Selected extract
::::
You are here: Foswiki>Dmi Web>City_Speaks>DmiSummer2014Projects>DmiSummer2014Edinburgh (29 Jul 2014, LiuYang)Edit Attach

Edinburgh

Team Members

Moritz Büchi, Benjamin Koeck, & Liu Yang

Introduction

Twitter can show us which issues and themes are associated with a city and what the people in a city are talking about. Edinburgh is a great example to investigate this since it is a relevant British city, yet it is not as much of a brand as is London. This means that tweets mentioning Edinburgh or tweets from Edinburgh are likely to concern actual city issues. We investigated two different approaches into exploring the content of tweets that mention Edinburgh. That is, we are interested in which general themes are closely associated with the city of Edinburgh and in a second step of analysis, who the proponents of certain topics are.

Data: We used a one week sample of tweets containg the keyword Edinburgh in any of the European languages collected by TCAT via the 1% Twitter API. This data set contains roughly 76000 tweets (41000 users) from June 23 26, 2014. Additionally, a collection of geo-located tweets of this week originating from Edinburgh was used which contains 47000 tweets from only 5000 users.
::::
Extracted material
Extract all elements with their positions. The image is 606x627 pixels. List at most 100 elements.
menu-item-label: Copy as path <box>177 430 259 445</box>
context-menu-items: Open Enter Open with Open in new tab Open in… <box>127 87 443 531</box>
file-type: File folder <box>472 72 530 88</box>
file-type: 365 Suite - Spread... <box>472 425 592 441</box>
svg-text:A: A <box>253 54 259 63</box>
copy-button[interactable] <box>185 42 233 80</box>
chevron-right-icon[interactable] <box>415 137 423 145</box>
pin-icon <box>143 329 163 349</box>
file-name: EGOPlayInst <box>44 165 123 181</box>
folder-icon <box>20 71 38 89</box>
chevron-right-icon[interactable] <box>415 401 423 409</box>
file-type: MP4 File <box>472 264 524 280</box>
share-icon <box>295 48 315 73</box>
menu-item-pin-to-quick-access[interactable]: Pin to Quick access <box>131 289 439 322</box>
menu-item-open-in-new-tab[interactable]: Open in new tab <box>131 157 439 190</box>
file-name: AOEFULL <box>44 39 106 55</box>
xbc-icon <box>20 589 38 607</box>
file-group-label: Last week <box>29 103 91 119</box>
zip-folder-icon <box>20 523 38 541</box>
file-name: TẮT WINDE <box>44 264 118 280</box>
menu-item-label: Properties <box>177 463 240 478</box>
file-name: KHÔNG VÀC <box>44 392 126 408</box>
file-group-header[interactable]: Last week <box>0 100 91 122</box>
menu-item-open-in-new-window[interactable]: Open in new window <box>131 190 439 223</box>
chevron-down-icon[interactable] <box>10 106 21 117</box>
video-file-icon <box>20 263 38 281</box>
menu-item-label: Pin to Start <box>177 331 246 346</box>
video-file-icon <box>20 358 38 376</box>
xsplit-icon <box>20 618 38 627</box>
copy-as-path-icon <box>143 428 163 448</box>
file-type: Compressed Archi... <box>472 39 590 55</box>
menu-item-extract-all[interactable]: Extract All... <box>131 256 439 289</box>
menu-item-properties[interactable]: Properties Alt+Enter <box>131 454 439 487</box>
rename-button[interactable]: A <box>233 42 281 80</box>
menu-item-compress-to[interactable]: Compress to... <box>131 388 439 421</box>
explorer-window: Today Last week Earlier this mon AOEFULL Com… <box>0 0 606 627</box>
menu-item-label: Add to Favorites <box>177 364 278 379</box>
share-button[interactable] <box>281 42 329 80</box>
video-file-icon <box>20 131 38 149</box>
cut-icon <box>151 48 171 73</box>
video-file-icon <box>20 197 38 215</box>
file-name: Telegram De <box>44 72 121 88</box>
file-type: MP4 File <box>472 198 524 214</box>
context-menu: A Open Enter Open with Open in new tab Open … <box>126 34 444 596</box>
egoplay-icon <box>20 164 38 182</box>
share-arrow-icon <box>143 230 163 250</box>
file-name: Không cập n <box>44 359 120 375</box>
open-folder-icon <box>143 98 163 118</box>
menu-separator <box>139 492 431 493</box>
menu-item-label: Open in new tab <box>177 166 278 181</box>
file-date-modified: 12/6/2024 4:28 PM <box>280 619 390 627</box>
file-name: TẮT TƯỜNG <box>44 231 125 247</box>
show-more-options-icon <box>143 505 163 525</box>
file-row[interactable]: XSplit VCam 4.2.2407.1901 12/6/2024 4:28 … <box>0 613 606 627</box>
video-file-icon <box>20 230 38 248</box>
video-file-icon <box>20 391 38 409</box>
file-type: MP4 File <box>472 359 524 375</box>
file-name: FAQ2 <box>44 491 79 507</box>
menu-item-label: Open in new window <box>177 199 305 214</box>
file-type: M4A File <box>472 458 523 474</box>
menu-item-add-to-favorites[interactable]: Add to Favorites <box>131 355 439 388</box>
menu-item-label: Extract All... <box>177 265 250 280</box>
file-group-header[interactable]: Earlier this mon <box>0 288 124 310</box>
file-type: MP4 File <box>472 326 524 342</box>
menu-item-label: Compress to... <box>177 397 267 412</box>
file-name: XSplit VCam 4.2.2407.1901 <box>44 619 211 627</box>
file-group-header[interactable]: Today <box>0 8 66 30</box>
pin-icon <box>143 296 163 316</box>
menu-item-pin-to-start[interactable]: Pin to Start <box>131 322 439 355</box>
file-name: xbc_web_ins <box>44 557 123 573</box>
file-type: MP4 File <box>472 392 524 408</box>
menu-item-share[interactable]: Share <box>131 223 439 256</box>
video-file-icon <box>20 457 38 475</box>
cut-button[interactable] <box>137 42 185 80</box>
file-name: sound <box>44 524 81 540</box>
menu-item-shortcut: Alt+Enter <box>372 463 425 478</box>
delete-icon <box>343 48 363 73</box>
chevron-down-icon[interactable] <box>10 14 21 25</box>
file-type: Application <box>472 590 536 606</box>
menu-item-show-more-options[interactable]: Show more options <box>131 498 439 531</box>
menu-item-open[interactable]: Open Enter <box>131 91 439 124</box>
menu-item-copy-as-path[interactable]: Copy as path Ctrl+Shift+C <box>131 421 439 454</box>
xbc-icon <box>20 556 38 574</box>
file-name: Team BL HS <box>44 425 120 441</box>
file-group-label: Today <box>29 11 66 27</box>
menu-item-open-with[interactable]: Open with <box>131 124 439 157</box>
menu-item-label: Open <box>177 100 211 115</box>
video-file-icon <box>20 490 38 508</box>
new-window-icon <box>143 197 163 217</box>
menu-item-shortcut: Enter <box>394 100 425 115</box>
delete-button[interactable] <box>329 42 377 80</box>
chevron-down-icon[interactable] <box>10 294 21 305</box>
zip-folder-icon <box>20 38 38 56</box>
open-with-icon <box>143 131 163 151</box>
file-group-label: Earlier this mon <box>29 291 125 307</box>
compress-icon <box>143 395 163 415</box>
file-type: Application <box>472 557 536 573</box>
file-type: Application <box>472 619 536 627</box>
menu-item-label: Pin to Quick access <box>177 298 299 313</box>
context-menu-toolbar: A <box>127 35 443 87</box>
::::
Challenges
1. From the Edinburgh project page, extract the passage from "Moritz Büchi, Benjamin" up to and including "certain topics are.".
2. Answer these questions using the Edinburgh project page:
(a) Who are the team members?
(b) Roughly how many tweets does the keyword data set contain?
(c) How many users does the collection of geo-located tweets come from?

Results of the exercise
1.
Moritz Büchi, Benjamin Koeck, & Liu Yang

Introduction

Twitter can show us which issues and themes are associated with a city and what the people in a city are talking about. Edinburgh is a great example to investigate this since it is a relevant British city, yet it is not as much of a brand as is London. This means that tweets mentioning Edinburgh or tweets from Edinburgh are likely to concern actual city issues. We investigated two different approaches into exploring the content of tweets that mention Edinburgh. That is, we are interested in which general themes are closely associated with the city of Edinburgh and in a second step of analysis, who the proponents of certain topics are.

2.
(a) Moritz Büchi, Benjamin Koeck, and Liu Yang
(b) Roughly 76000 tweets
(c) 5000 users